* Start Extracted information *

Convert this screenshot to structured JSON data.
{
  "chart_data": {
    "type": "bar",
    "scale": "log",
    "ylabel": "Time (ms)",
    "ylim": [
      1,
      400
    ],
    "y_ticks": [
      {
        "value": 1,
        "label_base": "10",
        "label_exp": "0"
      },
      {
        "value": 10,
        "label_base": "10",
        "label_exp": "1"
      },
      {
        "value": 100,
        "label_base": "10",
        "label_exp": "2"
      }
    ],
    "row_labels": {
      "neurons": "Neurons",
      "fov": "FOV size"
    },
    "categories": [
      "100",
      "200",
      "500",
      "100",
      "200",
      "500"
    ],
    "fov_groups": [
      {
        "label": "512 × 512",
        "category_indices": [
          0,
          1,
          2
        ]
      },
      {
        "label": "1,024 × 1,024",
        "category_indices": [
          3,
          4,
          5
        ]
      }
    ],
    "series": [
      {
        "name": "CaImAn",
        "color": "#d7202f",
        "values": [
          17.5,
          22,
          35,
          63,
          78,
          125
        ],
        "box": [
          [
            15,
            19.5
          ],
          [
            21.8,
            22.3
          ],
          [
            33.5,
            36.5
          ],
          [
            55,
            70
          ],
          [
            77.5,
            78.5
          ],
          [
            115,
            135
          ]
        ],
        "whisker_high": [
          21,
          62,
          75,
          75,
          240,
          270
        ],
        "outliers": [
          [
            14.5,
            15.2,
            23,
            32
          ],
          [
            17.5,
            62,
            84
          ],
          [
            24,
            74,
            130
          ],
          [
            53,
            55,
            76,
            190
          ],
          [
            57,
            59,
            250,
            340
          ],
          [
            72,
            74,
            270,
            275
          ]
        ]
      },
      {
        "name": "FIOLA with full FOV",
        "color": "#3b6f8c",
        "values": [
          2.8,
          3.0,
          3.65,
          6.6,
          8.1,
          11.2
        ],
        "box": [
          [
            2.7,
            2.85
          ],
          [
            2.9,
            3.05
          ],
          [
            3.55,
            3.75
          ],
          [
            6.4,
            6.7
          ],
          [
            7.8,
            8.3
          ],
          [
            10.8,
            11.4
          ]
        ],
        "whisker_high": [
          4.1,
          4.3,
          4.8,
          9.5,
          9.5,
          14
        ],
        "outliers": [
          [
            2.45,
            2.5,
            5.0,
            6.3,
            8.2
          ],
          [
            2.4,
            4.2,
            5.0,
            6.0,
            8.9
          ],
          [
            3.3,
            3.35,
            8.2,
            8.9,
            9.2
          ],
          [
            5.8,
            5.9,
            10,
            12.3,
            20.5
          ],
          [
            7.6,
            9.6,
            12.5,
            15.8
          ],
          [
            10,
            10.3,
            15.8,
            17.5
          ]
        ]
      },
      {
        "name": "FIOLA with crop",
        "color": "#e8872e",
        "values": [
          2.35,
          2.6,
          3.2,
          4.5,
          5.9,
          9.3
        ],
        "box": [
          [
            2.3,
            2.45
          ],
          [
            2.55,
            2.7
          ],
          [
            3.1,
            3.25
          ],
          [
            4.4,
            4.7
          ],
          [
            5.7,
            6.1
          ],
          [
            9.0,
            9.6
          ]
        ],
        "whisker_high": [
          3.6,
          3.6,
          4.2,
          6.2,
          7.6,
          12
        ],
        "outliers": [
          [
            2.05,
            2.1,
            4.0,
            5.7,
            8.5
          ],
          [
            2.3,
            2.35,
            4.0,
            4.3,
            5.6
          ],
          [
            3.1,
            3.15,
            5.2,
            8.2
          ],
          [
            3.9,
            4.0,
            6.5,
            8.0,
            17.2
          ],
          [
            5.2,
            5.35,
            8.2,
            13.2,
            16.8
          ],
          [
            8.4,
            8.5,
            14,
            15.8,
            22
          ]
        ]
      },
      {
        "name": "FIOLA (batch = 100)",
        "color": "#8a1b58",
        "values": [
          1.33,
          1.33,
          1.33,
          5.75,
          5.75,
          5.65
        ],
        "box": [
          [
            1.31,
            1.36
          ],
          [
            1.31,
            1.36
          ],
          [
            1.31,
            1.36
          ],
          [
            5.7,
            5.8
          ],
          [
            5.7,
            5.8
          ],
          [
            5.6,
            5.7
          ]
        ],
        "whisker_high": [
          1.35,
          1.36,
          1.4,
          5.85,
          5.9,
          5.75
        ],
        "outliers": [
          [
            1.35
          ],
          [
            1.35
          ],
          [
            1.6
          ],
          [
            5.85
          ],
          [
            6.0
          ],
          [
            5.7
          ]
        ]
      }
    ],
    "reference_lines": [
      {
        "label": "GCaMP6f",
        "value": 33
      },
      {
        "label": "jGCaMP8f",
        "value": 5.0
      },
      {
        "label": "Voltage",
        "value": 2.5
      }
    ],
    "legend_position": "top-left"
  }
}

* End Extracted information *

__Problem to solve__: All of the lines above must be returned exactly.

__Exercise response__:
Convert this screenshot to structured JSON data.
{
  "chart_data": {
    "type": "bar",
    "scale": "log",
    "ylabel": "Time (ms)",
    "ylim": [
      1,
      400
    ],
    "y_ticks": [
      {
        "value": 1,
        "label_base": "10",
        "label_exp": "0"
      },
      {
        "value": 10,
        "label_base": "10",
        "label_exp": "1"
      },
      {
        "value": 100,
        "label_base": "10",
        "label_exp": "2"
      }
    ],
    "row_labels": {
      "neurons": "Neurons",
      "fov": "FOV size"
    },
    "categories": [
      "100",
      "200",
      "500",
      "100",
      "200",
      "500"
    ],
    "fov_groups": [
      {
        "label": "512 × 512",
        "category_indices": [
          0,
          1,
          2
        ]
      },
      {
        "label": "1,024 × 1,024",
        "category_indices": [
          3,
          4,
          5
        ]
      }
    ],
    "series": [
      {
        "name": "CaImAn",
        "color": "#d7202f",
        "values": [
          17.5,
          22,
          35,
          63,
          78,
          125
        ],
        "box": [
          [
            15,
            19.5
          ],
          [
            21.8,
            22.3
          ],
          [
            33.5,
            36.5
          ],
          [
            55,
            70
          ],
          [
            77.5,
            78.5
          ],
          [
            115,
            135
          ]
        ],
        "whisker_high": [
          21,
          62,
          75,
          75,
          240,
          270
        ],
        "outliers": [
          [
            14.5,
            15.2,
            23,
            32
          ],
          [
            17.5,
            62,
            84
          ],
          [
            24,
            74,
            130
          ],
          [
            53,
            55,
            76,
            190
          ],
          [
            57,
            59,
            250,
            340
          ],
          [
            72,
            74,
            270,
            275
          ]
        ]
      },
      {
        "name": "FIOLA with full FOV",
        "color": "#3b6f8c",
        "values": [
          2.8,
          3.0,
          3.65,
          6.6,
          8.1,
          11.2
        ],
        "box": [
          [
            2.7,
            2.85
          ],
          [
            2.9,
            3.05
          ],
          [
            3.55,
            3.75
          ],
          [
            6.4,
            6.7
          ],
          [
            7.8,
            8.3
          ],
          [
            10.8,
            11.4
          ]
        ],
        "whisker_high": [
          4.1,
          4.3,
          4.8,
          9.5,
          9.5,
          14
        ],
        "outliers": [
          [
            2.45,
            2.5,
            5.0,
            6.3,
            8.2
          ],
          [
            2.4,
            4.2,
            5.0,
            6.0,
            8.9
          ],
          [
            3.3,
            3.35,
            8.2,
            8.9,
            9.2
          ],
          [
            5.8,
            5.9,
            10,
            12.3,
            20.5
          ],
          [
            7.6,
            9.6,
            12.5,
            15.8
          ],
          [
            10,
            10.3,
            15.8,
            17.5
          ]
        ]
      },
      {
        "name": "FIOLA with crop",
        "color": "#e8872e",
        "values": [
          2.35,
          2.6,
          3.2,
          4.5,
          5.9,
          9.3
        ],
        "box": [
          [
            2.3,
            2.45
          ],
          [
            2.55,
            2.7
          ],
          [
            3.1,
            3.25
          ],
          [
            4.4,
            4.7
          ],
          [
            5.7,
            6.1
          ],
          [
            9.0,
            9.6
          ]
        ],
        "whisker_high": [
          3.6,
          3.6,
          4.2,
          6.2,
          7.6,
          12
        ],
        "outliers": [
          [
            2.05,
            2.1,
            4.0,
            5.7,
            8.5
          ],
          [
            2.3,
            2.35,
            4.0,
            4.3,
            5.6
          ],
          [
            3.1,
            3.15,
            5.2,
            8.2
          ],
          [
            3.9,
            4.0,
            6.5,
            8.0,
            17.2
          ],
          [
            5.2,
            5.35,
            8.2,
            13.2,
            16.8
          ],
          [
            8.4,
            8.5,
            14,
            15.8,
            22
          ]
        ]
      },
      {
        "name": "FIOLA (batch = 100)",
        "color": "#8a1b58",
        "values": [
          1.33,
          1.33,
          1.33,
          5.75,
          5.75,
          5.65
        ],
        "box": [
          [
            1.31,
            1.36
          ],
          [
            1.31,
            1.36
          ],
          [
            1.31,
            1.36
          ],
          [
            5.7,
            5.8
          ],
          [
            5.7,
            5.8
          ],
          [
            5.6,
            5.7
          ]
        ],
        "whisker_high": [
          1.35,
          1.36,
          1.4,
          5.85,
          5.9,
          5.75
        ],
        "outliers": [
          [
            1.35
          ],
          [
            1.35
          ],
          [
            1.6
          ],
          [
            5.85
          ],
          [
            6.0
          ],
          [
            5.7
          ]
        ]
      }
    ],
    "reference_lines": [
      {
        "label": "GCaMP6f",
        "value": 33
      },
      {
        "label": "jGCaMP8f",
        "value": 5.0
      },
      {
        "label": "Voltage",
        "value": 2.5
      }
    ],
    "legend_position": "top-left"
  }
}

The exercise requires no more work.